%%

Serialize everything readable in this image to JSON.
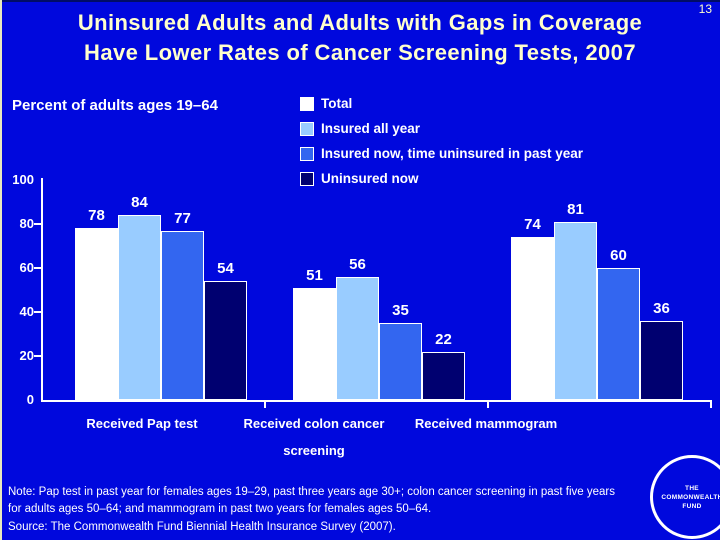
{
  "slide": {
    "number": "13",
    "title_line1": "Uninsured Adults and Adults with Gaps in Coverage",
    "title_line2": "Have Lower Rates of Cancer Screening Tests, 2007",
    "axis_title": "Percent of adults ages 19–64",
    "note_line1": "Note: Pap test in past year for females ages 19–29, past three years age 30+; colon cancer screening in past five years",
    "note_line2": "for adults ages 50–64; and mammogram in past two years for females ages 50–64.",
    "source": "Source: The Commonwealth Fund Biennial Health Insurance Survey (2007).",
    "logo_line1": "THE",
    "logo_line2": "COMMONWEALTH",
    "logo_line3": "FUND"
  },
  "colors": {
    "background": "#0008DD",
    "title_text": "#FFFFCC",
    "body_text": "#FFFFFF",
    "axis": "#FFFFFF",
    "bar_total": "#FFFFFF",
    "bar_insured_all_year": "#99CCFF",
    "bar_insured_now_gap": "#3366F0",
    "bar_uninsured_now": "#000070"
  },
  "chart_data": {
    "type": "bar",
    "title": "Percent of adults ages 19–64",
    "categories": [
      "Received Pap test",
      "Received colon cancer screening",
      "Received mammogram"
    ],
    "series": [
      {
        "name": "Total",
        "color": "#FFFFFF",
        "values": [
          78,
          51,
          74
        ]
      },
      {
        "name": "Insured all year",
        "color": "#99CCFF",
        "values": [
          84,
          56,
          81
        ]
      },
      {
        "name": "Insured now, time uninsured in past year",
        "color": "#3366F0",
        "values": [
          77,
          35,
          60
        ]
      },
      {
        "name": "Uninsured now",
        "color": "#000070",
        "values": [
          54,
          22,
          36
        ]
      }
    ],
    "ylim": [
      0,
      100
    ],
    "yticks": [
      0,
      20,
      40,
      60,
      80,
      100
    ],
    "grid": false,
    "legend_position": "top-right",
    "value_labels": true
  }
}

%%

Task goal:
Reproduce every line of the material precisely, omitting its pictures.

Task answer:
Serialize everything readable in this image to JSON.
{
  "slide": {
    "number": "13",
    "title_line1": "Uninsured Adults and Adults with Gaps in Coverage",
    "title_line2": "Have Lower Rates of Cancer Screening Tests, 2007",
    "axis_title": "Percent of adults ages 19–64",
    "note_line1": "Note: Pap test in past year for females ages 19–29, past three years age 30+; colon cancer screening in past five years",
    "note_line2": "for adults ages 50–64; and mammogram in past two years for females ages 50–64.",
    "source": "Source: The Commonwealth Fund Biennial Health Insurance Survey (2007).",
    "logo_line1": "THE",
    "logo_line2": "COMMONWEALTH",
    "logo_line3": "FUND"
  },
  "colors": {
    "background": "#0008DD",
    "title_text": "#FFFFCC",
    "body_text": "#FFFFFF",
    "axis": "#FFFFFF",
    "bar_total": "#FFFFFF",
    "bar_insured_all_year": "#99CCFF",
    "bar_insured_now_gap": "#3366F0",
    "bar_uninsured_now": "#000070"
  },
  "chart_data": {
    "type": "bar",
    "title": "Percent of adults ages 19–64",
    "categories": [
      "Received Pap test",
      "Received colon cancer screening",
      "Received mammogram"
    ],
    "series": [
      {
        "name": "Total",
        "color": "#FFFFFF",
        "values": [
          78,
          51,
          74
        ]
      },
      {
        "name": "Insured all year",
        "color": "#99CCFF",
        "values": [
          84,
          56,
          81
        ]
      },
      {
        "name": "Insured now, time uninsured in past year",
        "color": "#3366F0",
        "values": [
          77,
          35,
          60
        ]
      },
      {
        "name": "Uninsured now",
        "color": "#000070",
        "values": [
          54,
          22,
          36
        ]
      }
    ],
    "ylim": [
      0,
      100
    ],
    "yticks": [
      0,
      20,
      40,
      60,
      80,
      100
    ],
    "grid": false,
    "legend_position": "top-right",
    "value_labels": true
  }
}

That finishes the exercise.